# SET EXERCISE:
Exactly reproduce the lines that follow.

** START RECORDS FOR THIS EXERCISE **

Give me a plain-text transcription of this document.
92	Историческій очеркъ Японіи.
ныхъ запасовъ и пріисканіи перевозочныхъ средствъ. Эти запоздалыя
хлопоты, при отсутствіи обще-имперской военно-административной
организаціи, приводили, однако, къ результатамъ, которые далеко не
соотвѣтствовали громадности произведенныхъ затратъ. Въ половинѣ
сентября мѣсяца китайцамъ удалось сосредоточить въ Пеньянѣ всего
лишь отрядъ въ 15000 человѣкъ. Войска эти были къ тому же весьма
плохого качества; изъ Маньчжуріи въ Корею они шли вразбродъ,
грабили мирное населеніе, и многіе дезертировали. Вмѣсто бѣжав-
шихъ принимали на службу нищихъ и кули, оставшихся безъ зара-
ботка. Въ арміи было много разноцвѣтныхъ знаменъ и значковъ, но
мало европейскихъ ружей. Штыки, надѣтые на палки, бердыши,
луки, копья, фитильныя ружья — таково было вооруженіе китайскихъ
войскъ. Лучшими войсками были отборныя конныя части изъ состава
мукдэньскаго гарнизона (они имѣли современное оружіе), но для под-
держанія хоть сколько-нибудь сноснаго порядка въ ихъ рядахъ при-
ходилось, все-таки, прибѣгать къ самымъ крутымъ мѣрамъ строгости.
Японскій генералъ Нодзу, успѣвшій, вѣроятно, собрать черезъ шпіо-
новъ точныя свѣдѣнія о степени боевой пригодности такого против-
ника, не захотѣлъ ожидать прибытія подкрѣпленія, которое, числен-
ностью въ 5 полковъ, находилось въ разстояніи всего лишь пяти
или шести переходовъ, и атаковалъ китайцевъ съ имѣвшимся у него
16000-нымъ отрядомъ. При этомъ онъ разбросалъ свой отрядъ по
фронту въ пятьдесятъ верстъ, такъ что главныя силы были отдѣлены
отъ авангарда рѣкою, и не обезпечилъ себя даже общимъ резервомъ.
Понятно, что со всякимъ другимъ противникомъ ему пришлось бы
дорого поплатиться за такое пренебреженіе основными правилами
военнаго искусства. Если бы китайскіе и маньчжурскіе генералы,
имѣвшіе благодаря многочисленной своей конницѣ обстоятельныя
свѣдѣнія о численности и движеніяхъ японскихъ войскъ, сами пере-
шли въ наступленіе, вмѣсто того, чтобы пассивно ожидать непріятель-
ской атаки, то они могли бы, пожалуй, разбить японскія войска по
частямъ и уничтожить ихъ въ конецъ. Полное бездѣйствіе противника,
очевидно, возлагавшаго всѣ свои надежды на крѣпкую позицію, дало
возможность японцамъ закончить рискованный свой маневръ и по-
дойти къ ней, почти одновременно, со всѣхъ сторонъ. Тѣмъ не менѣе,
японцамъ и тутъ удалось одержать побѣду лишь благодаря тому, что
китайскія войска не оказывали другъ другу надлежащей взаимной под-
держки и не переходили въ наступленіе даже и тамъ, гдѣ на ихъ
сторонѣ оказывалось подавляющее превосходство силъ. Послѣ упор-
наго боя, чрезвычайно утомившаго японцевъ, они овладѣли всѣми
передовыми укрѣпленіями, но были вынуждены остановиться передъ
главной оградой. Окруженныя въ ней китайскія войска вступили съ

** END RECORDS FOR THIS EXERCISE **

# FINAL RESULT:
Give me a plain-text transcription of this document.
92	Историческій очеркъ Японіи.
ныхъ запасовъ и пріисканіи перевозочныхъ средствъ. Эти запоздалыя
хлопоты, при отсутствіи обще-имперской военно-административной
организаціи, приводили, однако, къ результатамъ, которые далеко не
соотвѣтствовали громадности произведенныхъ затратъ. Въ половинѣ
сентября мѣсяца китайцамъ удалось сосредоточить въ Пеньянѣ всего
лишь отрядъ въ 15000 человѣкъ. Войска эти были къ тому же весьма
плохого качества; изъ Маньчжуріи въ Корею они шли вразбродъ,
грабили мирное населеніе, и многіе дезертировали. Вмѣсто бѣжав-
шихъ принимали на службу нищихъ и кули, оставшихся безъ зара-
ботка. Въ арміи было много разноцвѣтныхъ знаменъ и значковъ, но
мало европейскихъ ружей. Штыки, надѣтые на палки, бердыши,
луки, копья, фитильныя ружья — таково было вооруженіе китайскихъ
войскъ. Лучшими войсками были отборныя конныя части изъ состава
мукдэньскаго гарнизона (они имѣли современное оружіе), но для под-
держанія хоть сколько-нибудь сноснаго порядка въ ихъ рядахъ при-
ходилось, все-таки, прибѣгать къ самымъ крутымъ мѣрамъ строгости.
Японскій генералъ Нодзу, успѣвшій, вѣроятно, собрать черезъ шпіо-
новъ точныя свѣдѣнія о степени боевой пригодности такого против-
ника, не захотѣлъ ожидать прибытія подкрѣпленія, которое, числен-
ностью въ 5 полковъ, находилось въ разстояніи всего лишь пяти
или шести переходовъ, и атаковалъ китайцевъ съ имѣвшимся у него
16000-нымъ отрядомъ. При этомъ онъ разбросалъ свой отрядъ по
фронту въ пятьдесятъ верстъ, такъ что главныя силы были отдѣлены
отъ авангарда рѣкою, и не обезпечилъ себя даже общимъ резервомъ.
Понятно, что со всякимъ другимъ противникомъ ему пришлось бы
дорого поплатиться за такое пренебреженіе основными правилами
военнаго искусства. Если бы китайскіе и маньчжурскіе генералы,
имѣвшіе благодаря многочисленной своей конницѣ обстоятельныя
свѣдѣнія о численности и движеніяхъ японскихъ войскъ, сами пере-
шли въ наступленіе, вмѣсто того, чтобы пассивно ожидать непріятель-
ской атаки, то они могли бы, пожалуй, разбить японскія войска по
частямъ и уничтожить ихъ въ конецъ. Полное бездѣйствіе противника,
очевидно, возлагавшаго всѣ свои надежды на крѣпкую позицію, дало
возможность японцамъ закончить рискованный свой маневръ и по-
дойти къ ней, почти одновременно, со всѣхъ сторонъ. Тѣмъ не менѣе,
японцамъ и тутъ удалось одержать побѣду лишь благодаря тому, что
китайскія войска не оказывали другъ другу надлежащей взаимной под-
держки и не переходили въ наступленіе даже и тамъ, гдѣ на ихъ
сторонѣ оказывалось подавляющее превосходство силъ. Послѣ упор-
наго боя, чрезвычайно утомившаго японцевъ, они овладѣли всѣми
передовыми укрѣпленіями, но были вынуждены остановиться передъ
главной оградой. Окруженныя въ ней китайскія войска вступили съ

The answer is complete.